● **Job**: Lines containing the word "String" are to be counted; state their number and nothing further.

>> BEGIN The records

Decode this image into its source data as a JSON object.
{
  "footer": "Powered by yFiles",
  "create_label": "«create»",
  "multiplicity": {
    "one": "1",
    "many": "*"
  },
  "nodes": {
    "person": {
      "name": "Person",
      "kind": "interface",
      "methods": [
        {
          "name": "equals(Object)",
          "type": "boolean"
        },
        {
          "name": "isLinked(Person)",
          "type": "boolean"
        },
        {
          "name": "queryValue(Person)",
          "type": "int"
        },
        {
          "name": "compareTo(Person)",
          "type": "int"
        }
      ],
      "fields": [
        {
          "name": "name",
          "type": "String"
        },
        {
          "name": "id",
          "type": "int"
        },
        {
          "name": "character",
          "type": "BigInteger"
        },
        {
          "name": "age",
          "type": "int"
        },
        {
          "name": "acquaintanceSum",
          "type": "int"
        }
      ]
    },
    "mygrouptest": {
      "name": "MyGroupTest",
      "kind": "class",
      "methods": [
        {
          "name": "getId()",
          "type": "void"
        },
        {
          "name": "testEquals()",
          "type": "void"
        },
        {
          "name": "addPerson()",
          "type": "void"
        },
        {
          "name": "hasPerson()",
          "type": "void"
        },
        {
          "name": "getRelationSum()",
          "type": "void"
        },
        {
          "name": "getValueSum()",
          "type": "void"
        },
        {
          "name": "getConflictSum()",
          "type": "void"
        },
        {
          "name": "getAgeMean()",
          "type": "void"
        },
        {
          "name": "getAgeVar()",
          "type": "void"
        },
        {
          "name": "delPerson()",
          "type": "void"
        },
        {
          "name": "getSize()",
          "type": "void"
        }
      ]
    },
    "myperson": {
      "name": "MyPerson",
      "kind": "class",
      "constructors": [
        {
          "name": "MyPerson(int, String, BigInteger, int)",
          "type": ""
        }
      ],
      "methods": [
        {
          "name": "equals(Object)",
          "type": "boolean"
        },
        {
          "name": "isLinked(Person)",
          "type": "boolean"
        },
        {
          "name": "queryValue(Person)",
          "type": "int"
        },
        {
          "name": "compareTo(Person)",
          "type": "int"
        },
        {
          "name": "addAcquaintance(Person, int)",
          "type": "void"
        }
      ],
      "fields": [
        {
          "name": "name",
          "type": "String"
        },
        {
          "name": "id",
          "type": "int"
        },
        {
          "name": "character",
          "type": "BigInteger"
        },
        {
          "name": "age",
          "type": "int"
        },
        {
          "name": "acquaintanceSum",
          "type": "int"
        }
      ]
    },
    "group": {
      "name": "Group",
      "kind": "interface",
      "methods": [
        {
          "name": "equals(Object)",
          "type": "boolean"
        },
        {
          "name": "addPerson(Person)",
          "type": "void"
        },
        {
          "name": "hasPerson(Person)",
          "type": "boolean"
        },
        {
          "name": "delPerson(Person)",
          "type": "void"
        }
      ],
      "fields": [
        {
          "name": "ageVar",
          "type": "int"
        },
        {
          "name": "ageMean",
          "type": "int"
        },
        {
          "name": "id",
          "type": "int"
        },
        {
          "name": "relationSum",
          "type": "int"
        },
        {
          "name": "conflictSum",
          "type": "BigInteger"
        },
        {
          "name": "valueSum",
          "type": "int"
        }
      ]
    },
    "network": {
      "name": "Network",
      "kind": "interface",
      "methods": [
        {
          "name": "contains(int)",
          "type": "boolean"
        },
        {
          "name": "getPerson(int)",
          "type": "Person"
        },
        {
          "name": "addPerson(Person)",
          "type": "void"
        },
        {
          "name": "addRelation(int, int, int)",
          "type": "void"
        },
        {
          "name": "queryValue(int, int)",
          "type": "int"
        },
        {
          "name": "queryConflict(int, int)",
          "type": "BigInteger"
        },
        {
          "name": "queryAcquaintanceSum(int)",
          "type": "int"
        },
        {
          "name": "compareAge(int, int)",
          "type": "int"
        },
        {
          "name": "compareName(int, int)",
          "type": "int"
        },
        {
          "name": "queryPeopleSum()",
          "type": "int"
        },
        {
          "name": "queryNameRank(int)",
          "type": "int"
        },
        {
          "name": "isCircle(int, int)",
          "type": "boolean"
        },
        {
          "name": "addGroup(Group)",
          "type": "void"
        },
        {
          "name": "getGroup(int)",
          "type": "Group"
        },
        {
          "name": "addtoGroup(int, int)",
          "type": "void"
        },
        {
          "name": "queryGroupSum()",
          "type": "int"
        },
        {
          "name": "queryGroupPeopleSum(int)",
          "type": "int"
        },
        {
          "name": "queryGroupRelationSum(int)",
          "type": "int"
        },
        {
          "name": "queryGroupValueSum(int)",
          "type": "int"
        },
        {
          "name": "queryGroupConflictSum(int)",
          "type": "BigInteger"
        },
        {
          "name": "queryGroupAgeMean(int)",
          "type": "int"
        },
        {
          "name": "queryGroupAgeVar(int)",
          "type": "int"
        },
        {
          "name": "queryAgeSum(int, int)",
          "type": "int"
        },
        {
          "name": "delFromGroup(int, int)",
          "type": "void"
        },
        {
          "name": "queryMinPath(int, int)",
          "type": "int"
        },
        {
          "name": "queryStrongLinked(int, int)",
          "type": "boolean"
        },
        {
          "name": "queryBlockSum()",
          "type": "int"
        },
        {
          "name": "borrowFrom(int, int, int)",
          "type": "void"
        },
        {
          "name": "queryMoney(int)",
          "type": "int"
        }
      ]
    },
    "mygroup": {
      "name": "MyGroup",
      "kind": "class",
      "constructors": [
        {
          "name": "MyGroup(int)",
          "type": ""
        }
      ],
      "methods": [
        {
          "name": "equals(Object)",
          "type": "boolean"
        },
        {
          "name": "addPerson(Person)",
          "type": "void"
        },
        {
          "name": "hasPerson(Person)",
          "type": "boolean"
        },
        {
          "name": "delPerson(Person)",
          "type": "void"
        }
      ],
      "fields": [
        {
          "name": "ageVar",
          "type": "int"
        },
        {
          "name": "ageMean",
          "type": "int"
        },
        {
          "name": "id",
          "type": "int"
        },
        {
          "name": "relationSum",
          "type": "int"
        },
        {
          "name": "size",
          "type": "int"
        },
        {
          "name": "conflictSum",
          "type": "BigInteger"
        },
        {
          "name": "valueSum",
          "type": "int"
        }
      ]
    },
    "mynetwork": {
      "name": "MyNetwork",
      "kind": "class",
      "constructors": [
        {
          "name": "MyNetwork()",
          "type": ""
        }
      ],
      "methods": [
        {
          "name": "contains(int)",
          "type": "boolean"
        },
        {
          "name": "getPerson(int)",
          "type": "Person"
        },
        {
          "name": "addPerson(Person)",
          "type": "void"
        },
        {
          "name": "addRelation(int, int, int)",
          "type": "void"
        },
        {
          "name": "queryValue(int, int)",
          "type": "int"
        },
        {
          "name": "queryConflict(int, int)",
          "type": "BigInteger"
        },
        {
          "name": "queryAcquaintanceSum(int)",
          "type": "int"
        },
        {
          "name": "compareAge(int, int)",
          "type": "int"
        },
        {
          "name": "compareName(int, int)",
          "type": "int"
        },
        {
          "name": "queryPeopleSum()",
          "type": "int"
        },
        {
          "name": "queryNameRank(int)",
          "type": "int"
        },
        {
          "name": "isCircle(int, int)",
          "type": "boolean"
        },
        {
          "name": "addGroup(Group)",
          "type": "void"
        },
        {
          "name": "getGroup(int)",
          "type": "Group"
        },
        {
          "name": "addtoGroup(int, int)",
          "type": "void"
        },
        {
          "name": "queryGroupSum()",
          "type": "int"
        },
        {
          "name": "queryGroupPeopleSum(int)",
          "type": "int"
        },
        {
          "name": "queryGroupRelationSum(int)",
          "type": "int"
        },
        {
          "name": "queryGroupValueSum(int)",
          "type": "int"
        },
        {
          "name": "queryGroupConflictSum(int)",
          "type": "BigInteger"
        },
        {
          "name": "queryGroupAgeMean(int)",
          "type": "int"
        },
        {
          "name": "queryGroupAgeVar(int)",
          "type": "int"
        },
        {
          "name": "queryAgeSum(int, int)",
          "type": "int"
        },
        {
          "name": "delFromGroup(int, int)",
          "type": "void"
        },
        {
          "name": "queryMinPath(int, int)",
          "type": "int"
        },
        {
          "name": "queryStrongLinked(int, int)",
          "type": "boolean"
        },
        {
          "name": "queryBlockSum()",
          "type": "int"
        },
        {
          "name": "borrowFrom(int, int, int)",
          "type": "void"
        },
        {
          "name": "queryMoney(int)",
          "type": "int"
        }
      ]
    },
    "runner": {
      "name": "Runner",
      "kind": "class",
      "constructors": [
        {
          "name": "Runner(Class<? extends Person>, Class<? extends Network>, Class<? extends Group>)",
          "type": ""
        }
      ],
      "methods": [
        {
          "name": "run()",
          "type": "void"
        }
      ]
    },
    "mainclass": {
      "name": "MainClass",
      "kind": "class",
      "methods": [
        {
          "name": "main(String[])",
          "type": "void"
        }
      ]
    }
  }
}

>> END The records

● **Written solution**: 4